(Dataset excerpt)

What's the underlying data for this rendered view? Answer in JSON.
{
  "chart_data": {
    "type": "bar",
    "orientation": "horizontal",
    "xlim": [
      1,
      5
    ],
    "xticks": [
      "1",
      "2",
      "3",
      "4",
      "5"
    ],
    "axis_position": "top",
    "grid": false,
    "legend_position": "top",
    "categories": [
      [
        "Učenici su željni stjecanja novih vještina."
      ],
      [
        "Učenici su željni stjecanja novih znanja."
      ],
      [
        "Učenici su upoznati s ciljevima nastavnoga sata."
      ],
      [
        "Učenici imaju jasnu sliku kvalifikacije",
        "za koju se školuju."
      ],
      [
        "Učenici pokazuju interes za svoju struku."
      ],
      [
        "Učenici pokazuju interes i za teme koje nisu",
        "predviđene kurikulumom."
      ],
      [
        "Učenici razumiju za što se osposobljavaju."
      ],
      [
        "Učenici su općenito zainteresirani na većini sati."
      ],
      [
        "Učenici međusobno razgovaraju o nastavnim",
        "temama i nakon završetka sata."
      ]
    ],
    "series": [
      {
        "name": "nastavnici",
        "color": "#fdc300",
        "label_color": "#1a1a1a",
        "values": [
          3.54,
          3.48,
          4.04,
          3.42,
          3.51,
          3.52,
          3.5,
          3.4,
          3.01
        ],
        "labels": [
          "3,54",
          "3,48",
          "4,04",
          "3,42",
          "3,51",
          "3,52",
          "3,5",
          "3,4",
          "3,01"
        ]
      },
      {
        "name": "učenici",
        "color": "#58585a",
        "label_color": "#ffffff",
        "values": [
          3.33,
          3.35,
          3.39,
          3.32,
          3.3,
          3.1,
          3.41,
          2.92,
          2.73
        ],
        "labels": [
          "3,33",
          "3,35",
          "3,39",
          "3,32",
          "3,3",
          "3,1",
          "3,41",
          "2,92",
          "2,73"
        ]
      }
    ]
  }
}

Task requirements:
Give back all the records exactly as they stand.

Task answer:
What's the underlying data for this rendered view? Answer in JSON.
{
  "chart_data": {
    "type": "bar",
    "orientation": "horizontal",
    "xlim": [
      1,
      5
    ],
    "xticks": [
      "1",
      "2",
      "3",
      "4",
      "5"
    ],
    "axis_position": "top",
    "grid": false,
    "legend_position": "top",
    "categories": [
      [
        "Učenici su željni stjecanja novih vještina."
      ],
      [
        "Učenici su željni stjecanja novih znanja."
      ],
      [
        "Učenici su upoznati s ciljevima nastavnoga sata."
      ],
      [
        "Učenici imaju jasnu sliku kvalifikacije",
        "za koju se školuju."
      ],
      [
        "Učenici pokazuju interes za svoju struku."
      ],
      [
        "Učenici pokazuju interes i za teme koje nisu",
        "predviđene kurikulumom."
      ],
      [
        "Učenici razumiju za što se osposobljavaju."
      ],
      [
        "Učenici su općenito zainteresirani na većini sati."
      ],
      [
        "Učenici međusobno razgovaraju o nastavnim",
        "temama i nakon završetka sata."
      ]
    ],
    "series": [
      {
        "name": "nastavnici",
        "color": "#fdc300",
        "label_color": "#1a1a1a",
        "values": [
          3.54,
          3.48,
          4.04,
          3.42,
          3.51,
          3.52,
          3.5,
          3.4,
          3.01
        ],
        "labels": [
          "3,54",
          "3,48",
          "4,04",
          "3,42",
          "3,51",
          "3,52",
          "3,5",
          "3,4",
          "3,01"
        ]
      },
      {
        "name": "učenici",
        "color": "#58585a",
        "label_color": "#ffffff",
        "values": [
          3.33,
          3.35,
          3.39,
          3.32,
          3.3,
          3.1,
          3.41,
          2.92,
          2.73
        ],
        "labels": [
          "3,33",
          "3,35",
          "3,39",
          "3,32",
          "3,3",
          "3,1",
          "3,41",
          "2,92",
          "2,73"
        ]
      }
    ]
  }
}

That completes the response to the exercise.